PROMPT |
Comb the records below for the string "mare" and copy each line where it turns up.

TASK INPUT |
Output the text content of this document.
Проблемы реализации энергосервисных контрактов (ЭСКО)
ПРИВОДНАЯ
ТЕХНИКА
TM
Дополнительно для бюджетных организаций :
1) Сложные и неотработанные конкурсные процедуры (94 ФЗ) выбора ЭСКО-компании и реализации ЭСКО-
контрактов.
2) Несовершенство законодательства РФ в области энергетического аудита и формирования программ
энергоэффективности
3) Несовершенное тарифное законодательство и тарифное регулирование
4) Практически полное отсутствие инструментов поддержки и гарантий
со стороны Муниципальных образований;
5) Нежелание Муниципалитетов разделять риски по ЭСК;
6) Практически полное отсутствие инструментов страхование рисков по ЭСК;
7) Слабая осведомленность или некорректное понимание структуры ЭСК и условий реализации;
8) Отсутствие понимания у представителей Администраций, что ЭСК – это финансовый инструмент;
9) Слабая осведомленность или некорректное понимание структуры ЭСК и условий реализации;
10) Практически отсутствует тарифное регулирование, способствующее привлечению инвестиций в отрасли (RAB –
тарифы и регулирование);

--

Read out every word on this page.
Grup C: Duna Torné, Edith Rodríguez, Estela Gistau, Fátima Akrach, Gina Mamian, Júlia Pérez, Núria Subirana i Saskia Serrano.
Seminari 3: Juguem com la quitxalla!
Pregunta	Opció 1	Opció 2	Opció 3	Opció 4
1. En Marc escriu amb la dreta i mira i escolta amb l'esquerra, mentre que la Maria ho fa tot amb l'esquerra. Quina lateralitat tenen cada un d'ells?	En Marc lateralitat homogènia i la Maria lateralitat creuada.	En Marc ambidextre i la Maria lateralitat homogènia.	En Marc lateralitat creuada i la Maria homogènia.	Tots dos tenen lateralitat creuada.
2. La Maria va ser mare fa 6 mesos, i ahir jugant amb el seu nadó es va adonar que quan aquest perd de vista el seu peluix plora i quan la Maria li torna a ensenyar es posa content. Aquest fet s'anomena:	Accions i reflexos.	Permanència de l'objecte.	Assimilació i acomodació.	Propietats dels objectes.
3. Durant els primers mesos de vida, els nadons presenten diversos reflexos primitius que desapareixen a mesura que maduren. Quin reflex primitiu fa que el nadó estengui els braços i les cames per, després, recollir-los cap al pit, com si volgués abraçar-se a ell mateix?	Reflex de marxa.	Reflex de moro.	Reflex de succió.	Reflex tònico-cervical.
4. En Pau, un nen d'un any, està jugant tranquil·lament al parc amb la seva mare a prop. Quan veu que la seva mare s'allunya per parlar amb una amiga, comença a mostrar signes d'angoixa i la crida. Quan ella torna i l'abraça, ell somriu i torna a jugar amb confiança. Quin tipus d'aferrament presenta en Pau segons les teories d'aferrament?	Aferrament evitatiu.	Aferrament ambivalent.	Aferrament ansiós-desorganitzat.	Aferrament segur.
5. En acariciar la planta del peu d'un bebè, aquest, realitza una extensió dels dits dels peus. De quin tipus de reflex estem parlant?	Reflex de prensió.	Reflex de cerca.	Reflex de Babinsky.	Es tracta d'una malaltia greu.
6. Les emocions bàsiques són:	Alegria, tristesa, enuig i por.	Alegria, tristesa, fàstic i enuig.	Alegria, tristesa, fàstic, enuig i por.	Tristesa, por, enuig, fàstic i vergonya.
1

TASK OUTPUT |
2. La Maria va ser mare fa 6 mesos, i ahir jugant amb el seu nadó es va adonar que quan aquest perd de vista el seu peluix plora i quan la Maria li torna a ensenyar es posa content. Aquest fet s'anomena:	Accions i reflexos.	Permanència de l'objecte.	Assimilació i acomodació.	Propietats dels objectes.
4. En Pau, un nen d'un any, està jugant tranquil·lament al parc amb la seva mare a prop. Quan veu que la seva mare s'allunya per parlar amb una amiga, comença a mostrar signes d'angoixa i la crida. Quan ella torna i l'abraça, ell somriu i torna a jugar amb confiança. Quin tipus d'aferrament presenta en Pau segons les teories d'aferrament?	Aferrament evitatiu.	Aferrament ambivalent.	Aferrament ansiós-desorganitzat.	Aferrament segur.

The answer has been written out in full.